## Requirements
Work through the material below line by line and say how many lines include the word "bottom". Only the number, please.
══════════
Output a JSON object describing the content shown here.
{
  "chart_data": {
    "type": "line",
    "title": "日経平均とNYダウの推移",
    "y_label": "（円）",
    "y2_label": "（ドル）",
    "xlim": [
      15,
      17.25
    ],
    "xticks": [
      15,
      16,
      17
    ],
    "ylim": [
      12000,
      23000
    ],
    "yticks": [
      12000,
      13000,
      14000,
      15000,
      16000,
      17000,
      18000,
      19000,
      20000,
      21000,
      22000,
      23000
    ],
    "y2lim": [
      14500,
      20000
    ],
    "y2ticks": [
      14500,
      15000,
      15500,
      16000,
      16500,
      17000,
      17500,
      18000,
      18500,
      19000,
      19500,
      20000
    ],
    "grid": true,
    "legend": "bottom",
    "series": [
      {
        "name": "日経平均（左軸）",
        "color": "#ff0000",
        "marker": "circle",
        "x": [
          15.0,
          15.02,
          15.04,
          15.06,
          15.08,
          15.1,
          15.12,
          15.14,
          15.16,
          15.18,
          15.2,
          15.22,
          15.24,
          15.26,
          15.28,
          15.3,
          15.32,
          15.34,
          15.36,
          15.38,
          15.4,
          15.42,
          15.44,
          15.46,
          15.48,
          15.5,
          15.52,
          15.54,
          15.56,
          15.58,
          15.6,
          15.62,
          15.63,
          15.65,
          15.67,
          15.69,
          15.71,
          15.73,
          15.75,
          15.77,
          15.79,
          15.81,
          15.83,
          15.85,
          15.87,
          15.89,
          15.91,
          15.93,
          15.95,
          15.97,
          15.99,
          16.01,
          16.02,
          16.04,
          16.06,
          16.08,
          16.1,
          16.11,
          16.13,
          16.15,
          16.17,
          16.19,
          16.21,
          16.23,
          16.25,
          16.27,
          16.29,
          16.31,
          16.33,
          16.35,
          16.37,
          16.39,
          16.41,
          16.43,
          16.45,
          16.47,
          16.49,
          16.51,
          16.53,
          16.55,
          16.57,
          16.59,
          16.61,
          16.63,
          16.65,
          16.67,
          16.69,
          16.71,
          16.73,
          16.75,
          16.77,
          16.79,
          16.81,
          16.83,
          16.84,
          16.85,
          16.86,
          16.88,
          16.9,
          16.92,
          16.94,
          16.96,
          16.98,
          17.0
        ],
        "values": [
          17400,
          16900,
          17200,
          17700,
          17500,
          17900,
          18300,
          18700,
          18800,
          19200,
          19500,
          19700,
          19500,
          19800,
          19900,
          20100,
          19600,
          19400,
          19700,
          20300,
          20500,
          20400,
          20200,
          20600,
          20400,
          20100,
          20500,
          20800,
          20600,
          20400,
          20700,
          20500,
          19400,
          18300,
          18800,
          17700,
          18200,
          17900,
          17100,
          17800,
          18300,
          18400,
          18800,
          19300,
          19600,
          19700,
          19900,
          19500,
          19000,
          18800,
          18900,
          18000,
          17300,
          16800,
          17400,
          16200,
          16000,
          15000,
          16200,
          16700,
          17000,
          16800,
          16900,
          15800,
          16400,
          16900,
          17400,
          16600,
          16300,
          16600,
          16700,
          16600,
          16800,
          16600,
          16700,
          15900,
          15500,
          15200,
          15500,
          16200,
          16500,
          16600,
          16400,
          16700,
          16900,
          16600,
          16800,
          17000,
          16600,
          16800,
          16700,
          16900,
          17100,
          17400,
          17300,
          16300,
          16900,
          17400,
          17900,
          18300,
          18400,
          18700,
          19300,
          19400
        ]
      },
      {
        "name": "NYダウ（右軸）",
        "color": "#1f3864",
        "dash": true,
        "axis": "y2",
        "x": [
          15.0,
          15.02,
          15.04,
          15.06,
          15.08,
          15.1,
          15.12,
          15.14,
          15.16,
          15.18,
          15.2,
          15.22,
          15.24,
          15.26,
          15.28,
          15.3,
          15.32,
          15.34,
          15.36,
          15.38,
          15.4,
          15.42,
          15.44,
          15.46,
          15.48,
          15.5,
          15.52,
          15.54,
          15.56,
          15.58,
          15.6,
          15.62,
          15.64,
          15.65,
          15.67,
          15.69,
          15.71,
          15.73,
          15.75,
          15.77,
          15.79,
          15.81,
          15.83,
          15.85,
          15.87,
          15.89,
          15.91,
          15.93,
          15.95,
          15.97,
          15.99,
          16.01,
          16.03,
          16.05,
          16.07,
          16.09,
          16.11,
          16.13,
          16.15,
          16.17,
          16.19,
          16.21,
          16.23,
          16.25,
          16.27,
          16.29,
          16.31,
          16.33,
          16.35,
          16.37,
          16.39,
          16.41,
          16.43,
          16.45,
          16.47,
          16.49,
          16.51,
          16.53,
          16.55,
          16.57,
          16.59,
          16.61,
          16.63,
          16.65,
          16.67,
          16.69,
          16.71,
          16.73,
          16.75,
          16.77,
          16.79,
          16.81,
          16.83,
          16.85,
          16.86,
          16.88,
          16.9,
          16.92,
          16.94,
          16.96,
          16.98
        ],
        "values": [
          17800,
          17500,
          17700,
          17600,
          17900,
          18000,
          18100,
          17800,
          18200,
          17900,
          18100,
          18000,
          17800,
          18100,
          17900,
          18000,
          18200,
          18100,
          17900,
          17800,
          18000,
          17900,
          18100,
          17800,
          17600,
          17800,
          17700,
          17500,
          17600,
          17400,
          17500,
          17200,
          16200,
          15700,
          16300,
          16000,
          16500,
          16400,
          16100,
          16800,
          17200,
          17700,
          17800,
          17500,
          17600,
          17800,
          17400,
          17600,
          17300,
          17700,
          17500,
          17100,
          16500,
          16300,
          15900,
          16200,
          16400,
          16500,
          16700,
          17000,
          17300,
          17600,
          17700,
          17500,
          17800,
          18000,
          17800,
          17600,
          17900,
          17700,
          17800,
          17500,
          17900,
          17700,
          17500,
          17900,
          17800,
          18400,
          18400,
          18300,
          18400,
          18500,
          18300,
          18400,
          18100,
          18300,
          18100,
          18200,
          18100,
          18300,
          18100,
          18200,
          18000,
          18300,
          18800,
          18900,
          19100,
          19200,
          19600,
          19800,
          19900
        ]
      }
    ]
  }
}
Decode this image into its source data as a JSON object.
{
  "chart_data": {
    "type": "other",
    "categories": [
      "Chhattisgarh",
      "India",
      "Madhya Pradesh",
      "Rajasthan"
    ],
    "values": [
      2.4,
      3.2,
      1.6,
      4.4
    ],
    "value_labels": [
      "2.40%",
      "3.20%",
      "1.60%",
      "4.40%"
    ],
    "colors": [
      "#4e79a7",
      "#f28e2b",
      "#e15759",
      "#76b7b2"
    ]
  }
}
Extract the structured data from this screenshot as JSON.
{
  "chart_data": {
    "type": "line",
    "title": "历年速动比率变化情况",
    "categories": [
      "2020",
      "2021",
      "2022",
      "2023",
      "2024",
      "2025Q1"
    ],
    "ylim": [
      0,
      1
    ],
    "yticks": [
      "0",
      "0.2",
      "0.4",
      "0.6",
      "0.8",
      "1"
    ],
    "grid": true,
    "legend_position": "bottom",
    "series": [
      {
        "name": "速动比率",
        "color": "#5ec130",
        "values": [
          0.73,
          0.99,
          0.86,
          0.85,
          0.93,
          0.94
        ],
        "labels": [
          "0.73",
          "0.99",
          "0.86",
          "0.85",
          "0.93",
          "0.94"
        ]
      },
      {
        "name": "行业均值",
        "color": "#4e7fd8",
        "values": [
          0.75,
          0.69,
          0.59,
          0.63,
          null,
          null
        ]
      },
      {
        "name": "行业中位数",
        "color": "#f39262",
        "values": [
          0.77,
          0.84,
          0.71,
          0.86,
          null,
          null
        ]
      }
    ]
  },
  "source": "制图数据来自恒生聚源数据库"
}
══════════
## Output
2